** Start **

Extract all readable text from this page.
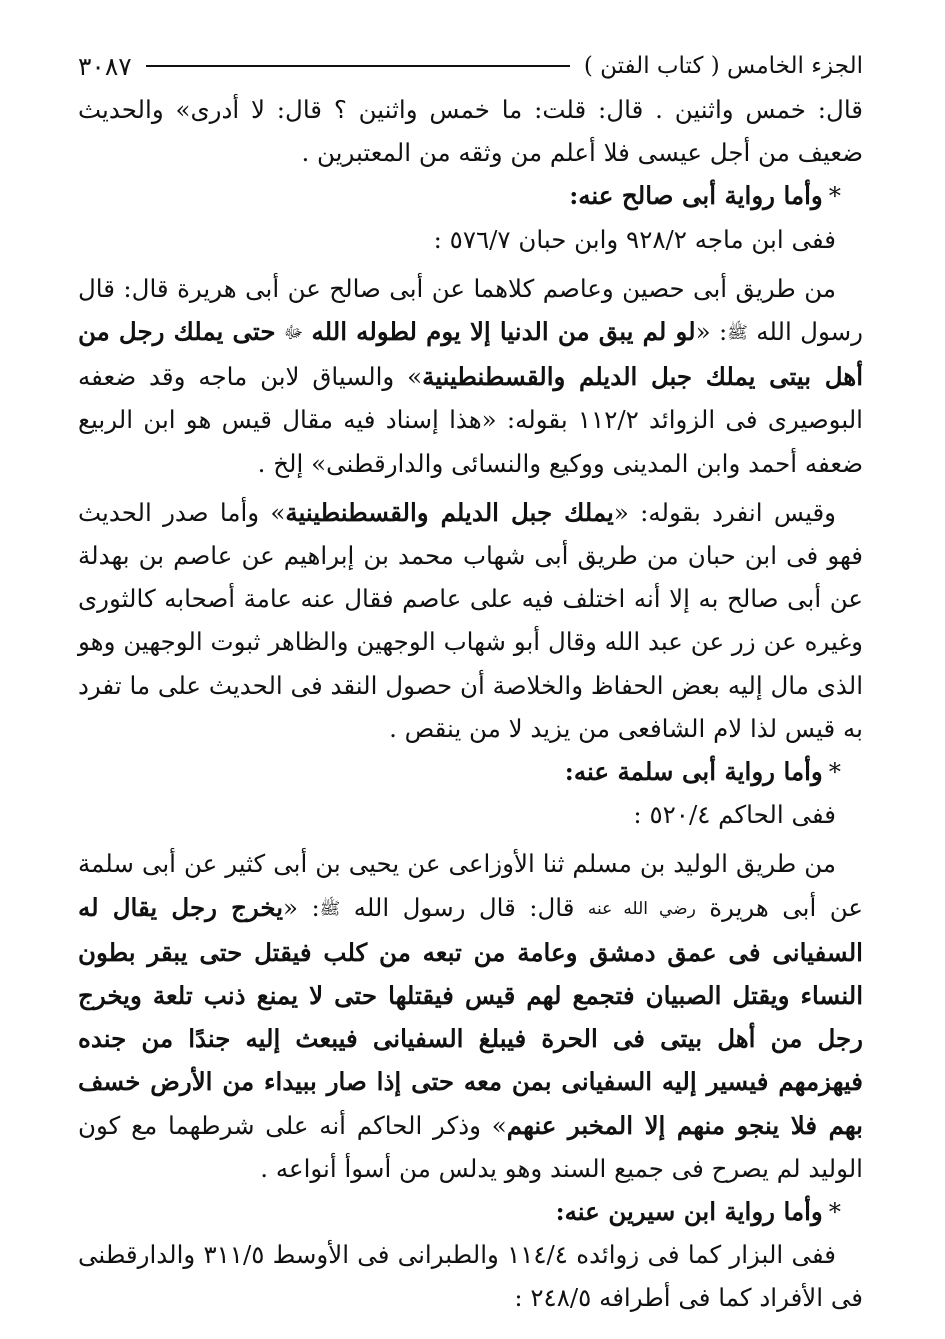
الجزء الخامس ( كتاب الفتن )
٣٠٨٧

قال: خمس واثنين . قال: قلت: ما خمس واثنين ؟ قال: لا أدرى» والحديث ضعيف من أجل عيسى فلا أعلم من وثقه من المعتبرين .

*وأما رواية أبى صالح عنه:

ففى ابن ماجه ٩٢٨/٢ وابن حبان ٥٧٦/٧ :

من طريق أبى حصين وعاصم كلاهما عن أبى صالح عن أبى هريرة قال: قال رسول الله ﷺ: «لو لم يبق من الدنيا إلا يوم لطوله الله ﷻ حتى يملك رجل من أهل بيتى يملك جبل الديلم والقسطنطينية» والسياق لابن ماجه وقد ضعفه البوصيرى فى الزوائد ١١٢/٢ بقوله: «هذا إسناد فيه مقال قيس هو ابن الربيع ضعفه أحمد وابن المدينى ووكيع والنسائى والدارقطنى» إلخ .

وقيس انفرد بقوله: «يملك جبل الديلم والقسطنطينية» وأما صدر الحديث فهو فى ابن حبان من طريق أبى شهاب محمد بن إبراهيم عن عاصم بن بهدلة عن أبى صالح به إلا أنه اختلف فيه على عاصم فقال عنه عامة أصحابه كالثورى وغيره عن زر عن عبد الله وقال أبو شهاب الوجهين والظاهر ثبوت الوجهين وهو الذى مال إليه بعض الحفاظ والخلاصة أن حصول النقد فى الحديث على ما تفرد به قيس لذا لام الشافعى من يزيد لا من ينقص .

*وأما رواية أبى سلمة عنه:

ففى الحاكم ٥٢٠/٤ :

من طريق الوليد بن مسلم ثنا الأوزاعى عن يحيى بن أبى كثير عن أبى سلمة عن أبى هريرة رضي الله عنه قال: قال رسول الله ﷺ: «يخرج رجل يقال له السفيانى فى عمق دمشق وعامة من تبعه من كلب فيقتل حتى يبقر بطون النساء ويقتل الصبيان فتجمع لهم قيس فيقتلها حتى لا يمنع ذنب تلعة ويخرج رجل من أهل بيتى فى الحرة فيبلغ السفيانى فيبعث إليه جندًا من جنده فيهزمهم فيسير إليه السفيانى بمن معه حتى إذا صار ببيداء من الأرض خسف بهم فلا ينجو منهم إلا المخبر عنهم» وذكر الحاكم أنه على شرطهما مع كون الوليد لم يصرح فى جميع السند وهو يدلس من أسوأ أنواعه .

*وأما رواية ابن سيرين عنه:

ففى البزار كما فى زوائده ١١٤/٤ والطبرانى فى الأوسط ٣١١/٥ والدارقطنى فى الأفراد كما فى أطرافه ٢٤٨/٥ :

** End **

Every line above should be returned word for word, with the pictures left behind.

Extract all readable text from this page.
الجزء الخامس ( كتاب الفتن )
٣٠٨٧

قال: خمس واثنين . قال: قلت: ما خمس واثنين ؟ قال: لا أدرى» والحديث ضعيف من أجل عيسى فلا أعلم من وثقه من المعتبرين .

*وأما رواية أبى صالح عنه:

ففى ابن ماجه ٩٢٨/٢ وابن حبان ٥٧٦/٧ :

من طريق أبى حصين وعاصم كلاهما عن أبى صالح عن أبى هريرة قال: قال رسول الله ﷺ: «لو لم يبق من الدنيا إلا يوم لطوله الله ﷻ حتى يملك رجل من أهل بيتى يملك جبل الديلم والقسطنطينية» والسياق لابن ماجه وقد ضعفه البوصيرى فى الزوائد ١١٢/٢ بقوله: «هذا إسناد فيه مقال قيس هو ابن الربيع ضعفه أحمد وابن المدينى ووكيع والنسائى والدارقطنى» إلخ .

وقيس انفرد بقوله: «يملك جبل الديلم والقسطنطينية» وأما صدر الحديث فهو فى ابن حبان من طريق أبى شهاب محمد بن إبراهيم عن عاصم بن بهدلة عن أبى صالح به إلا أنه اختلف فيه على عاصم فقال عنه عامة أصحابه كالثورى وغيره عن زر عن عبد الله وقال أبو شهاب الوجهين والظاهر ثبوت الوجهين وهو الذى مال إليه بعض الحفاظ والخلاصة أن حصول النقد فى الحديث على ما تفرد به قيس لذا لام الشافعى من يزيد لا من ينقص .

*وأما رواية أبى سلمة عنه:

ففى الحاكم ٥٢٠/٤ :

من طريق الوليد بن مسلم ثنا الأوزاعى عن يحيى بن أبى كثير عن أبى سلمة عن أبى هريرة رضي الله عنه قال: قال رسول الله ﷺ: «يخرج رجل يقال له السفيانى فى عمق دمشق وعامة من تبعه من كلب فيقتل حتى يبقر بطون النساء ويقتل الصبيان فتجمع لهم قيس فيقتلها حتى لا يمنع ذنب تلعة ويخرج رجل من أهل بيتى فى الحرة فيبلغ السفيانى فيبعث إليه جندًا من جنده فيهزمهم فيسير إليه السفيانى بمن معه حتى إذا صار ببيداء من الأرض خسف بهم فلا ينجو منهم إلا المخبر عنهم» وذكر الحاكم أنه على شرطهما مع كون الوليد لم يصرح فى جميع السند وهو يدلس من أسوأ أنواعه .

*وأما رواية ابن سيرين عنه:

ففى البزار كما فى زوائده ١١٤/٤ والطبرانى فى الأوسط ٣١١/٥ والدارقطنى فى الأفراد كما فى أطرافه ٢٤٨/٥ :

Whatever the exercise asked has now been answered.